• Written request: Leaving out the pictures, please retype each record exactly.

• Dataset extract:

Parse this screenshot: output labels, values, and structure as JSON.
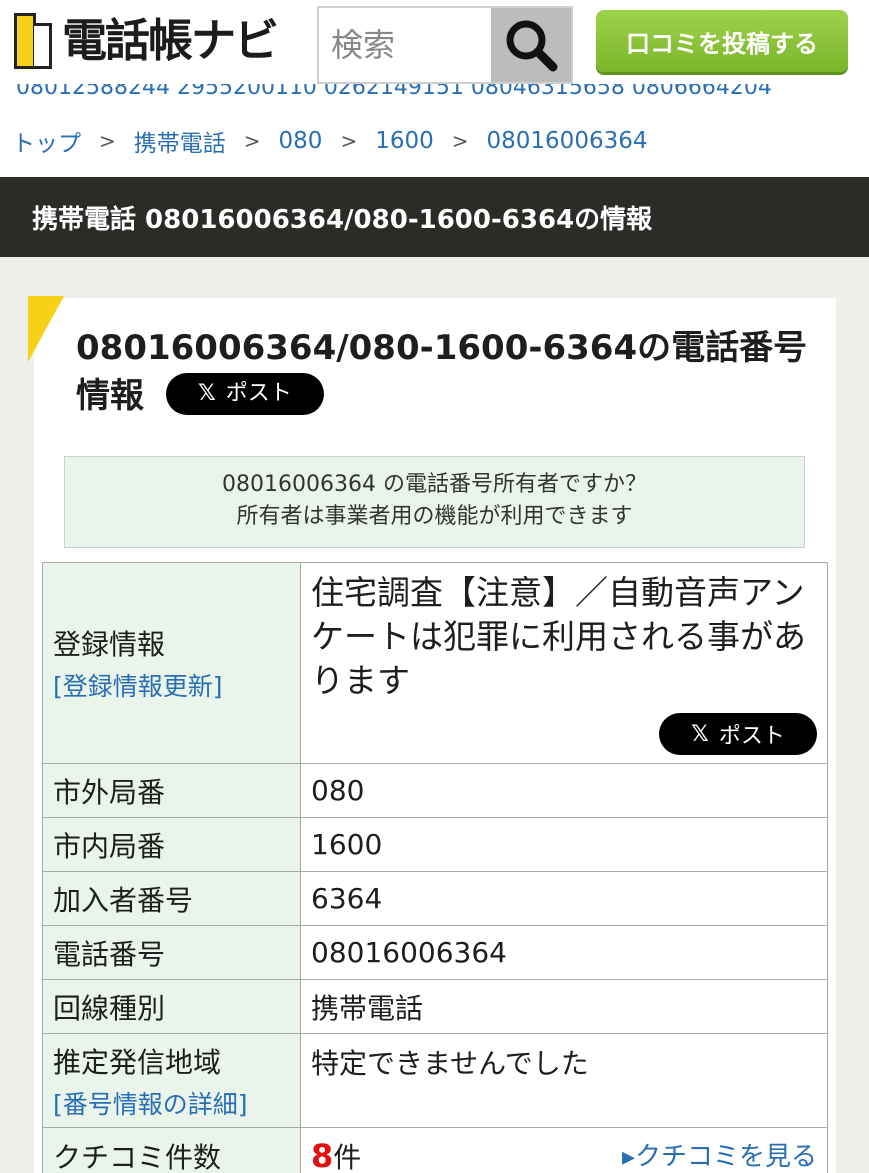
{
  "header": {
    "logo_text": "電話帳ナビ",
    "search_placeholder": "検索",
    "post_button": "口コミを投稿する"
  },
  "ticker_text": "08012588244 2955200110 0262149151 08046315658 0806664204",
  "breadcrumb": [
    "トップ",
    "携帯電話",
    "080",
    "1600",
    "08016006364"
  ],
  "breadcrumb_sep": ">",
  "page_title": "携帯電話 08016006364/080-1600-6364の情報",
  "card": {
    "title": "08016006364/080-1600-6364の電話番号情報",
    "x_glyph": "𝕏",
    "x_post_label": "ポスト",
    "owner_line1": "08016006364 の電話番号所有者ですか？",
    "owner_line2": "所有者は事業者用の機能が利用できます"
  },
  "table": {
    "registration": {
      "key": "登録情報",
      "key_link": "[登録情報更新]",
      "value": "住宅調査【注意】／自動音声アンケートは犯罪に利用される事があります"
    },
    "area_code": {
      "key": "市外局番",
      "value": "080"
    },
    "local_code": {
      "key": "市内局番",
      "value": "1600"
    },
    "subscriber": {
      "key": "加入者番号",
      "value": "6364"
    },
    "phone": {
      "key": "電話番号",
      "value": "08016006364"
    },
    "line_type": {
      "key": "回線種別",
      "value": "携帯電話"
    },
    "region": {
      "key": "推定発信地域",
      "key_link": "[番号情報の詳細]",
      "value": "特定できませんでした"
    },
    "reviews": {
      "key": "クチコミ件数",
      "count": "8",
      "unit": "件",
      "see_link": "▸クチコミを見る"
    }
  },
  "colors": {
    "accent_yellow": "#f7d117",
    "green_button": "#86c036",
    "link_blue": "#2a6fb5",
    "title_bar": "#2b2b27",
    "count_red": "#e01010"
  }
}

• Finished answer:
Parse this screenshot: output labels, values, and structure as JSON.
{
  "header": {
    "logo_text": "電話帳ナビ",
    "search_placeholder": "検索",
    "post_button": "口コミを投稿する"
  },
  "ticker_text": "08012588244 2955200110 0262149151 08046315658 0806664204",
  "breadcrumb": [
    "トップ",
    "携帯電話",
    "080",
    "1600",
    "08016006364"
  ],
  "breadcrumb_sep": ">",
  "page_title": "携帯電話 08016006364/080-1600-6364の情報",
  "card": {
    "title": "08016006364/080-1600-6364の電話番号情報",
    "x_glyph": "𝕏",
    "x_post_label": "ポスト",
    "owner_line1": "08016006364 の電話番号所有者ですか？",
    "owner_line2": "所有者は事業者用の機能が利用できます"
  },
  "table": {
    "registration": {
      "key": "登録情報",
      "key_link": "[登録情報更新]",
      "value": "住宅調査【注意】／自動音声アンケートは犯罪に利用される事があります"
    },
    "area_code": {
      "key": "市外局番",
      "value": "080"
    },
    "local_code": {
      "key": "市内局番",
      "value": "1600"
    },
    "subscriber": {
      "key": "加入者番号",
      "value": "6364"
    },
    "phone": {
      "key": "電話番号",
      "value": "08016006364"
    },
    "line_type": {
      "key": "回線種別",
      "value": "携帯電話"
    },
    "region": {
      "key": "推定発信地域",
      "key_link": "[番号情報の詳細]",
      "value": "特定できませんでした"
    },
    "reviews": {
      "key": "クチコミ件数",
      "count": "8",
      "unit": "件",
      "see_link": "▸クチコミを見る"
    }
  },
  "colors": {
    "accent_yellow": "#f7d117",
    "green_button": "#86c036",
    "link_blue": "#2a6fb5",
    "title_bar": "#2b2b27",
    "count_red": "#e01010"
  }
}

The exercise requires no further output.